**ENTRIES SHOWN**
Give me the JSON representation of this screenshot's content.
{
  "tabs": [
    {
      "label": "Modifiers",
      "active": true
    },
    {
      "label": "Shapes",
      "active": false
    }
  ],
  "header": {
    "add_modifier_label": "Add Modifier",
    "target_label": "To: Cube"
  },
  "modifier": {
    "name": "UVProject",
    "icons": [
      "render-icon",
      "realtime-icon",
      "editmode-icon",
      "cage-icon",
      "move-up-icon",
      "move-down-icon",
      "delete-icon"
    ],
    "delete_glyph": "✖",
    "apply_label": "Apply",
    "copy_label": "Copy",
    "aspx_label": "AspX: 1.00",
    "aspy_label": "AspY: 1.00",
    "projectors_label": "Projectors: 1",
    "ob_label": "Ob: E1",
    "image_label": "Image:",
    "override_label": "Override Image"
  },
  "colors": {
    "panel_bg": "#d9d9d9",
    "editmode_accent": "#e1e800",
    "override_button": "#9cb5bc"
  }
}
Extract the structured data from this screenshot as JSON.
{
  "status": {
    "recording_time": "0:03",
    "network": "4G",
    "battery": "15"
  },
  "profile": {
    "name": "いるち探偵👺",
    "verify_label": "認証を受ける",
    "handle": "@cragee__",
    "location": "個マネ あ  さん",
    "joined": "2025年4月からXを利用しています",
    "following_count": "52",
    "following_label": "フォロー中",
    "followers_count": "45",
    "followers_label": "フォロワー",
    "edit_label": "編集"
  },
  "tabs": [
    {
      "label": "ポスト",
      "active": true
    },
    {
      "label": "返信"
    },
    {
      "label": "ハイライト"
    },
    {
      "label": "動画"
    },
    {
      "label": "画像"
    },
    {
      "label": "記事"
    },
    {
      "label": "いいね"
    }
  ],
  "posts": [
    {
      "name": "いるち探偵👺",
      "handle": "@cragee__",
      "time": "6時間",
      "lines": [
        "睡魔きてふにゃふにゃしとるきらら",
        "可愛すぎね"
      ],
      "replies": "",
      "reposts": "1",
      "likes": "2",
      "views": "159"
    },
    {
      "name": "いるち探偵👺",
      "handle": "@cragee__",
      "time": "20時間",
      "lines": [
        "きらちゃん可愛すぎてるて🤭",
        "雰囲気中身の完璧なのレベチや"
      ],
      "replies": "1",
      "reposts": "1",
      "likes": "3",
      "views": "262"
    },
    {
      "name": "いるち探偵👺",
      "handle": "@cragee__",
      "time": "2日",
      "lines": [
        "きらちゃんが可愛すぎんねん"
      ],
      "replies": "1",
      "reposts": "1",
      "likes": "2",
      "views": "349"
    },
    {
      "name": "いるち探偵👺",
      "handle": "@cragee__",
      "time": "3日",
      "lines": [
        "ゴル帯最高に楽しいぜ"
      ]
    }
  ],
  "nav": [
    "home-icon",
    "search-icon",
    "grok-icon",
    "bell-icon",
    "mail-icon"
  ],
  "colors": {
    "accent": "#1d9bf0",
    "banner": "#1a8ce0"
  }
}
...
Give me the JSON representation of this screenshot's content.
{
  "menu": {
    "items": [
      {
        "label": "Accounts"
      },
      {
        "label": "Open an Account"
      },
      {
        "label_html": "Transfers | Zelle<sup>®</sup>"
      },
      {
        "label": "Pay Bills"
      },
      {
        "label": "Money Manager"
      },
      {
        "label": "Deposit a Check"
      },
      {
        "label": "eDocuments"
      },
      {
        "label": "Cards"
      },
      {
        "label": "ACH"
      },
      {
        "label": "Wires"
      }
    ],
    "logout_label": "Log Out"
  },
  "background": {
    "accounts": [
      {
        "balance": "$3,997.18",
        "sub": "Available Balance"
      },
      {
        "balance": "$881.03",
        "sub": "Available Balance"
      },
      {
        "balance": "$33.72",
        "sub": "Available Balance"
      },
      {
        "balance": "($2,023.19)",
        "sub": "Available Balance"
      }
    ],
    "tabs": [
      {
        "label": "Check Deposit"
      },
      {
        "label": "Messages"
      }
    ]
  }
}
...
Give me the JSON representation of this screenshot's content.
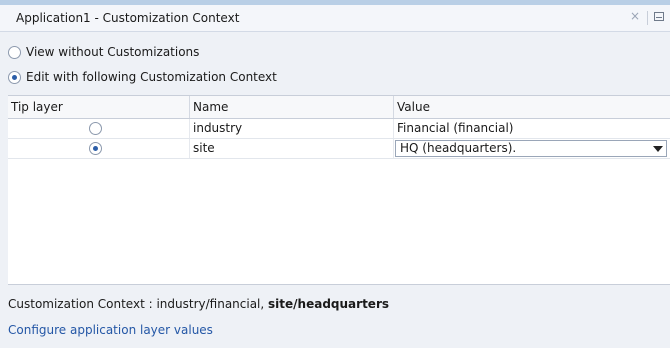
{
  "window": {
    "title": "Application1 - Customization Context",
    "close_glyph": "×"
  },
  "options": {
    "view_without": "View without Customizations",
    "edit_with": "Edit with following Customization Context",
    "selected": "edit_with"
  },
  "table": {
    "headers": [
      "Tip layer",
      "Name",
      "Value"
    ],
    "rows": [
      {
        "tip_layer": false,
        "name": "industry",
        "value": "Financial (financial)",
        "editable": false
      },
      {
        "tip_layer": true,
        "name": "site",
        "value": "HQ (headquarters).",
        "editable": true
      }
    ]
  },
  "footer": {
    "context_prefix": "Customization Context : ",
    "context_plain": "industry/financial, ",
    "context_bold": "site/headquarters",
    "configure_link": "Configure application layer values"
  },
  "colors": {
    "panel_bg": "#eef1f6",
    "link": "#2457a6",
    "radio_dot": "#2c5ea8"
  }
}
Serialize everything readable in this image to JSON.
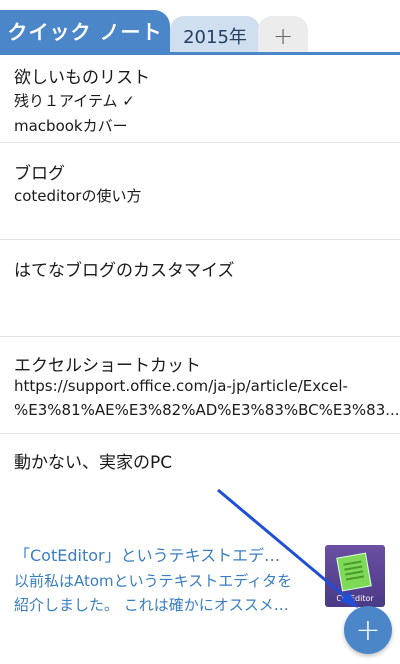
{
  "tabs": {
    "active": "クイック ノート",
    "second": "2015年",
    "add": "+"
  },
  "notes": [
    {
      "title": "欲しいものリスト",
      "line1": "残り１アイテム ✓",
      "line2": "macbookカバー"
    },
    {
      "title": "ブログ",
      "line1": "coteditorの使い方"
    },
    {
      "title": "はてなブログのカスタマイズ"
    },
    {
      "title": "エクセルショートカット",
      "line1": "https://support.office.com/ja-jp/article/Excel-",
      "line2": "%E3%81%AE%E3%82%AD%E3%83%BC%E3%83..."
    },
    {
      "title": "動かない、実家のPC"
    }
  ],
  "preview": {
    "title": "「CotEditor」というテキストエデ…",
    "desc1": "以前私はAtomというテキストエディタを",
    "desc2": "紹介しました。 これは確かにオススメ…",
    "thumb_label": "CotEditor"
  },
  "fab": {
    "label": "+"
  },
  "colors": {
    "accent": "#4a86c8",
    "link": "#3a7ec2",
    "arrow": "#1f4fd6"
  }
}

**EXERCISE OBJECTIVE**
Using the material above, state how many lines include the string "industry". Answer with a single number.

**ANSWER BELOW**
2